» Exercise requirements
All records below must be retyped exactly.

» Material provided
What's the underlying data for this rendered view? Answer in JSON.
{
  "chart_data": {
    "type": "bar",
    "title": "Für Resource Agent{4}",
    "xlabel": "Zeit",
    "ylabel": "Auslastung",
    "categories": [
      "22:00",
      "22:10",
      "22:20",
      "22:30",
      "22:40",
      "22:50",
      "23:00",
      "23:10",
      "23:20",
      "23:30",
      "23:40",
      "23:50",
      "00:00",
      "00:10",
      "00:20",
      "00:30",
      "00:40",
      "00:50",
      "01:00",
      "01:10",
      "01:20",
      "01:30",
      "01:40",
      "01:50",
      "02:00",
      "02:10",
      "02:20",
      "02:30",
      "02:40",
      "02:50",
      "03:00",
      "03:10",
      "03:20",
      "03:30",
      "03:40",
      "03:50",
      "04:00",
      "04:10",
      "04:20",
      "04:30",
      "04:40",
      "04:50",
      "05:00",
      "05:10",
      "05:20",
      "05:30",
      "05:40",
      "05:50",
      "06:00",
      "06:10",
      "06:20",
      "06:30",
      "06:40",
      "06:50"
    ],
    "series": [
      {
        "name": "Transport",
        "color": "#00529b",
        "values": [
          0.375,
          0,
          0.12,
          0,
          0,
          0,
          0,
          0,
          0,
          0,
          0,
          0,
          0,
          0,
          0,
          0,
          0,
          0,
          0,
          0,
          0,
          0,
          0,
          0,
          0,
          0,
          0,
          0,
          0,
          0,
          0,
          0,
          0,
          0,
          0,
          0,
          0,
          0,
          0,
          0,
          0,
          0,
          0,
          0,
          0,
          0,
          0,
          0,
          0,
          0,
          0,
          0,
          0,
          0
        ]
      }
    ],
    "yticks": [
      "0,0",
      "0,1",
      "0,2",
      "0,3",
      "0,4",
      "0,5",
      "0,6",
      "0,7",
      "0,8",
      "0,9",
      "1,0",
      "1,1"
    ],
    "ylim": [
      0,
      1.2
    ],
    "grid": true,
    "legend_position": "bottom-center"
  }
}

» Result
What's the underlying data for this rendered view? Answer in JSON.
{
  "chart_data": {
    "type": "bar",
    "title": "Für Resource Agent{4}",
    "xlabel": "Zeit",
    "ylabel": "Auslastung",
    "categories": [
      "22:00",
      "22:10",
      "22:20",
      "22:30",
      "22:40",
      "22:50",
      "23:00",
      "23:10",
      "23:20",
      "23:30",
      "23:40",
      "23:50",
      "00:00",
      "00:10",
      "00:20",
      "00:30",
      "00:40",
      "00:50",
      "01:00",
      "01:10",
      "01:20",
      "01:30",
      "01:40",
      "01:50",
      "02:00",
      "02:10",
      "02:20",
      "02:30",
      "02:40",
      "02:50",
      "03:00",
      "03:10",
      "03:20",
      "03:30",
      "03:40",
      "03:50",
      "04:00",
      "04:10",
      "04:20",
      "04:30",
      "04:40",
      "04:50",
      "05:00",
      "05:10",
      "05:20",
      "05:30",
      "05:40",
      "05:50",
      "06:00",
      "06:10",
      "06:20",
      "06:30",
      "06:40",
      "06:50"
    ],
    "series": [
      {
        "name": "Transport",
        "color": "#00529b",
        "values": [
          0.375,
          0,
          0.12,
          0,
          0,
          0,
          0,
          0,
          0,
          0,
          0,
          0,
          0,
          0,
          0,
          0,
          0,
          0,
          0,
          0,
          0,
          0,
          0,
          0,
          0,
          0,
          0,
          0,
          0,
          0,
          0,
          0,
          0,
          0,
          0,
          0,
          0,
          0,
          0,
          0,
          0,
          0,
          0,
          0,
          0,
          0,
          0,
          0,
          0,
          0,
          0,
          0,
          0,
          0
        ]
      }
    ],
    "yticks": [
      "0,0",
      "0,1",
      "0,2",
      "0,3",
      "0,4",
      "0,5",
      "0,6",
      "0,7",
      "0,8",
      "0,9",
      "1,0",
      "1,1"
    ],
    "ylim": [
      0,
      1.2
    ],
    "grid": true,
    "legend_position": "bottom-center"
  }
}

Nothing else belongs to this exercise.